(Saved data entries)
------------------------------------

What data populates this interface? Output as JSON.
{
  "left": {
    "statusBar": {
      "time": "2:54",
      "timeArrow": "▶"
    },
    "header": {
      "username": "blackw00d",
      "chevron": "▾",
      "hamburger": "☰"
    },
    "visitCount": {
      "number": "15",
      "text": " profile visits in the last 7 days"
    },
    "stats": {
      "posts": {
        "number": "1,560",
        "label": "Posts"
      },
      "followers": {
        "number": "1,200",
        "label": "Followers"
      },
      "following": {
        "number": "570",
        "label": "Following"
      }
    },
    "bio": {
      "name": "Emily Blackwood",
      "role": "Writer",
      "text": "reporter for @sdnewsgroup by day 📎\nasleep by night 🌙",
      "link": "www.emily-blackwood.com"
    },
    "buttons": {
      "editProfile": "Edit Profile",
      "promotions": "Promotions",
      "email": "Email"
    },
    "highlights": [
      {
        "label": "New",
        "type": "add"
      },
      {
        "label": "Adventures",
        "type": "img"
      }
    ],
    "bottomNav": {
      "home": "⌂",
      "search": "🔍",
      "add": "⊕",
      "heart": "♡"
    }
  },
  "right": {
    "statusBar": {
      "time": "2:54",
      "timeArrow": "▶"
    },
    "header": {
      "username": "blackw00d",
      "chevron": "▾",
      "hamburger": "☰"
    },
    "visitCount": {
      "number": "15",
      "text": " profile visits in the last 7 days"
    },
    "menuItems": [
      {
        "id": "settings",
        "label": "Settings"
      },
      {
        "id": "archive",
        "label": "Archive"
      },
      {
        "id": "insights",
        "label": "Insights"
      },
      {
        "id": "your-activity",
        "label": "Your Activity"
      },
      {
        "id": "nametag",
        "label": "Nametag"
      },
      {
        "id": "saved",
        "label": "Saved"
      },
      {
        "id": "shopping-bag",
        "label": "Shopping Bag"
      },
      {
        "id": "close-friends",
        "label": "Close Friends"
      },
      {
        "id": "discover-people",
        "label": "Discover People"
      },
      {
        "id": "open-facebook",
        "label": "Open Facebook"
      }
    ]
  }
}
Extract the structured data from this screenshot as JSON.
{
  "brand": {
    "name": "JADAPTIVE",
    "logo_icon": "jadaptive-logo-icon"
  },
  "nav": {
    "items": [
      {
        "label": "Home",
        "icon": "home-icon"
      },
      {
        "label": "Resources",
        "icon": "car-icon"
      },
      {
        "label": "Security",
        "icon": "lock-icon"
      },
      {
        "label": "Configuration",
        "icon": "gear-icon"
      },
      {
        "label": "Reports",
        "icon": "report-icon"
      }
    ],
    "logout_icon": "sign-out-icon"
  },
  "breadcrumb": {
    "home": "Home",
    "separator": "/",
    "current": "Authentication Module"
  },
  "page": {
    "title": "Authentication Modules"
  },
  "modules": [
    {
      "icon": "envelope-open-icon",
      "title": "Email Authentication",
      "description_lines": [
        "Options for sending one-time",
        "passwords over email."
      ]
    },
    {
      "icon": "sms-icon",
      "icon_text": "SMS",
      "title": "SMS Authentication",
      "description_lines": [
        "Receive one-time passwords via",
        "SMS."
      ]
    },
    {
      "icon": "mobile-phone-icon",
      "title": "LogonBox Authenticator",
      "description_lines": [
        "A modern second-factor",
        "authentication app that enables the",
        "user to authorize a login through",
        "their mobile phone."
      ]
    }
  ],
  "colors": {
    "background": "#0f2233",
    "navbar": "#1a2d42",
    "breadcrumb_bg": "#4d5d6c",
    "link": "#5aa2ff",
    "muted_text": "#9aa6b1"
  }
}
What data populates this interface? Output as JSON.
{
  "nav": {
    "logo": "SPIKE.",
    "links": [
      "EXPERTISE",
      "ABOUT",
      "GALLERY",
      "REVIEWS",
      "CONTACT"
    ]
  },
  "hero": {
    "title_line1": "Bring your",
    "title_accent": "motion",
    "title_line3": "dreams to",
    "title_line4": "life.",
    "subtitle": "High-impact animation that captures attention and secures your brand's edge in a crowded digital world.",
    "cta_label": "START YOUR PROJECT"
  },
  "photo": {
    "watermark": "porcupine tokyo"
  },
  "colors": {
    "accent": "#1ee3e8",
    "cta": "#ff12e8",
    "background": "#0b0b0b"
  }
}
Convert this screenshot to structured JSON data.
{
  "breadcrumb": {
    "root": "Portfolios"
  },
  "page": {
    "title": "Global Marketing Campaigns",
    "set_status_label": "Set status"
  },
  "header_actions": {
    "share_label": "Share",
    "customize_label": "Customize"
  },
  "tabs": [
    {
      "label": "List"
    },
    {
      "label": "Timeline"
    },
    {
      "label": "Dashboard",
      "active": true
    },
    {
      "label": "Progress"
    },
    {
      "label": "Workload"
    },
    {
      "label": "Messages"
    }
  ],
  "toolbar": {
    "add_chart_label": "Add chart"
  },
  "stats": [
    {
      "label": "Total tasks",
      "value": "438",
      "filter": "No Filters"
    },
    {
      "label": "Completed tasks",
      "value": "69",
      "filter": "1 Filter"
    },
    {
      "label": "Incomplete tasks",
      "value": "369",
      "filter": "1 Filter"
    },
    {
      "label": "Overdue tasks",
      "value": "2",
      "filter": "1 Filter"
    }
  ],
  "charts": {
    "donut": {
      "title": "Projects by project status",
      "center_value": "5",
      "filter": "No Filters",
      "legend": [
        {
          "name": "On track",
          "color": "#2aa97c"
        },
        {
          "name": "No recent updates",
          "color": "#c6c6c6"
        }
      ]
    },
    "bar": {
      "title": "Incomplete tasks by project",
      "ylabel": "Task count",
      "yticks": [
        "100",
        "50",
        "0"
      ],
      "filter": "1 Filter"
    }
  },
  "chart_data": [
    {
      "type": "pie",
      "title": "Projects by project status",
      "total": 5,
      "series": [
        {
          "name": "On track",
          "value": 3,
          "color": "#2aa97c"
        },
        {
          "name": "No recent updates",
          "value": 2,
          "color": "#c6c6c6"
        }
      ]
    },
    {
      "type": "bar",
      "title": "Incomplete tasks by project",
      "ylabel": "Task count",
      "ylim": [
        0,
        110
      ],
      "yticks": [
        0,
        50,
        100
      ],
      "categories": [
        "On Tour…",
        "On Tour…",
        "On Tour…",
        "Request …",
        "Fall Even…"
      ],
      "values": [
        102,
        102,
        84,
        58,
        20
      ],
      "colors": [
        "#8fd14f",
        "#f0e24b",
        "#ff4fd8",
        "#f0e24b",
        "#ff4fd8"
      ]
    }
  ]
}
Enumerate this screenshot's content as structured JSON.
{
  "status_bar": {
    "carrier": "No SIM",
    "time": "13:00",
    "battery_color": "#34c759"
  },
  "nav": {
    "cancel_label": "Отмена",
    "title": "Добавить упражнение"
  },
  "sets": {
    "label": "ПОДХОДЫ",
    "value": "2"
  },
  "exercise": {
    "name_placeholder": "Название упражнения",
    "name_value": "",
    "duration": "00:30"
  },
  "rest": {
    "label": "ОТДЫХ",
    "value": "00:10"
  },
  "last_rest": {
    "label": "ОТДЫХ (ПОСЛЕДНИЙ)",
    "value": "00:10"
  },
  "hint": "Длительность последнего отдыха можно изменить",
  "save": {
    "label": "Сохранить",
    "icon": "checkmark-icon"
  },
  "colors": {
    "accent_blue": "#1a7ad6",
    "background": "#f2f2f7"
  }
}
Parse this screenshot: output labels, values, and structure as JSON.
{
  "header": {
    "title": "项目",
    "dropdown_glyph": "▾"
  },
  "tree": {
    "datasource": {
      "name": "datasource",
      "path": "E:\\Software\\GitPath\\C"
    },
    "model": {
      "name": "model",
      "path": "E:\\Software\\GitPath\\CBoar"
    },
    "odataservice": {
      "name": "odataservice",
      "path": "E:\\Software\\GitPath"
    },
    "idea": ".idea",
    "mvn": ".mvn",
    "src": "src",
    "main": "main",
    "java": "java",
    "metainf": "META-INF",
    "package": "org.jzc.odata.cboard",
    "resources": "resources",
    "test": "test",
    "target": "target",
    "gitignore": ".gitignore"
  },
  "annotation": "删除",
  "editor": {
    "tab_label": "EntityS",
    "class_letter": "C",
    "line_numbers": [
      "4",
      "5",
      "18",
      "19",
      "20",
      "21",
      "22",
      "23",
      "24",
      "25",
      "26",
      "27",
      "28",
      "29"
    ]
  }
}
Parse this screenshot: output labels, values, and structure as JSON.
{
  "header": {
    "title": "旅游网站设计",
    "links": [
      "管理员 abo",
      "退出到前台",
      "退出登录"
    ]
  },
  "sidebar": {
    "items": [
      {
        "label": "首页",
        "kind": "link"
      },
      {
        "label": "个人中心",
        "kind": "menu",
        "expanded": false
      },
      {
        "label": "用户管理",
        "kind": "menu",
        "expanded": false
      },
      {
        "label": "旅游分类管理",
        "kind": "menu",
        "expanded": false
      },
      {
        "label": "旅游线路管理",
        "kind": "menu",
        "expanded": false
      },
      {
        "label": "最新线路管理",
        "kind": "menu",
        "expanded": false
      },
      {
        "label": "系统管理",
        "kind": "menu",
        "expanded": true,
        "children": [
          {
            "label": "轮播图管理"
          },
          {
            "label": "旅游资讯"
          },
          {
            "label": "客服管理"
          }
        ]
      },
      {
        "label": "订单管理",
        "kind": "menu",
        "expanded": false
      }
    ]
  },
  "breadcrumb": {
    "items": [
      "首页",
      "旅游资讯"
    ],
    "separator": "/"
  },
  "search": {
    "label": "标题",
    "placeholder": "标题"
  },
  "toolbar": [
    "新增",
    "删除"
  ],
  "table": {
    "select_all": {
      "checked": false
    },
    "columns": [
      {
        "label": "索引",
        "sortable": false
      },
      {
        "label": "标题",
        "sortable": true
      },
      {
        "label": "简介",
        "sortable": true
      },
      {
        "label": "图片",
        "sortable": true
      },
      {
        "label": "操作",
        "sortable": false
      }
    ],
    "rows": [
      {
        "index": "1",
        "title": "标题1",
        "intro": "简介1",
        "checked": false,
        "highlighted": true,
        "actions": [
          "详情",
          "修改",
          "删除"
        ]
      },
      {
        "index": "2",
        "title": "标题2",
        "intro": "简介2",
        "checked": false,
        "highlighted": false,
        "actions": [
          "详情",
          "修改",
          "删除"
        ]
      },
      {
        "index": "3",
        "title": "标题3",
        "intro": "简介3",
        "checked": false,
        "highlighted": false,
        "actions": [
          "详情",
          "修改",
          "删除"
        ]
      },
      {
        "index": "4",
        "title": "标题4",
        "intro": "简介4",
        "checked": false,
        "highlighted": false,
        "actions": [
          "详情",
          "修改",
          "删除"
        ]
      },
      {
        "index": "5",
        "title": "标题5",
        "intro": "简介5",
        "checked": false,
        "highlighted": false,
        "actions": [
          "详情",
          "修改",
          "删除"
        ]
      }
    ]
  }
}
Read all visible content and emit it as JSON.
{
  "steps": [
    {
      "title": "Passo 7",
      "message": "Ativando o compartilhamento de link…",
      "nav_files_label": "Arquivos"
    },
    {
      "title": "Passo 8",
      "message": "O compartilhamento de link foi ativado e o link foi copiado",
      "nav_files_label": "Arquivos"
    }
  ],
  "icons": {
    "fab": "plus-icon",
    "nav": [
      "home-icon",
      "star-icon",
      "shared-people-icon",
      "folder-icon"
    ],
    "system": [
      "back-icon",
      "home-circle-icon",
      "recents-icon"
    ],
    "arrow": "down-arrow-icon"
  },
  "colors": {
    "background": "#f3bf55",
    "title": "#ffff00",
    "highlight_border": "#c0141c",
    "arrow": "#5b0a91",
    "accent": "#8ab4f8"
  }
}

------------------------------------

## Given request
Select all lines with the word "this" from the entries above.

## Completed exercise
What data populates this interface? Output as JSON.
Extract the structured data from this screenshot as JSON.
What data populates this interface? Output as JSON.
Convert this screenshot to structured JSON data.
Enumerate this screenshot's content as structured JSON.
Parse this screenshot: output labels, values, and structure as JSON.
Parse this screenshot: output labels, values, and structure as JSON.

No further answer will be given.